THE REQUEST:
Find each line that has the string "Distance" and give the total, with nothing else.
═════ DATA FOR THIS TASK ═════
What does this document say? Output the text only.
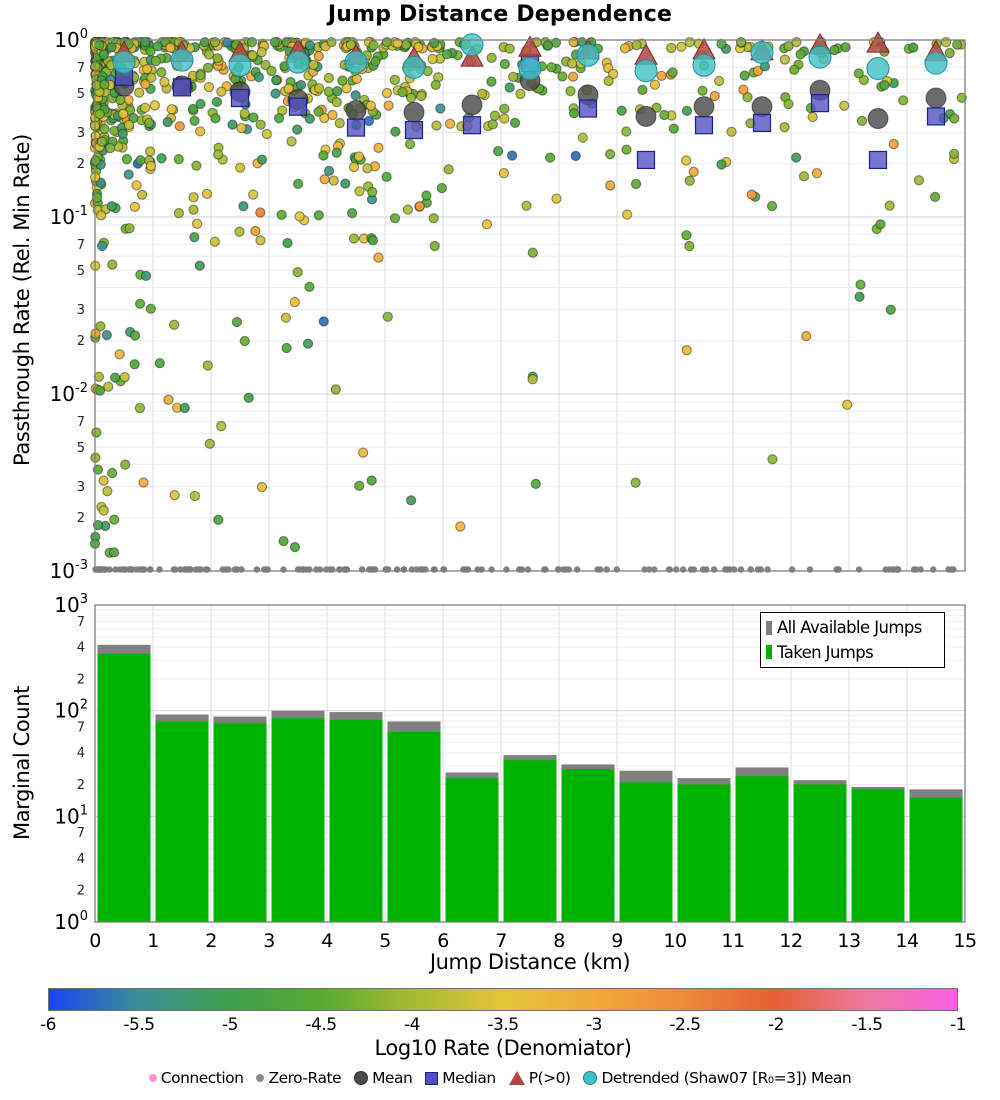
$10^0$
$10^{-1}$
$10^{-2}$
$10^{-3}$
7
5
3
2
7
5
3
2
7
5
3
2
$10^3$
$10^2$
$10^1$
$10^0$
7
4
2
7
4
2
7
4
2
0 1 2 3 4 5 6 7 8 9 10 11 12 13 14 15
Jump Distance Dependence
Passthrough Rate (Rel. Min Rate)
Marginal Count
Jump Distance (km)
All Available Jumps
Taken Jumps
-6	-5.5	-5	-4.5	-4	-3.5	-3	-2.5	-2	-1.5	-1
Log10 Rate (Denomiator)
Connection Zero-Rate Mean Median P(>0) Detrended (Shaw07 [R₀=3]) Mean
═════
SOLUTION TO THE EXERCISE:
2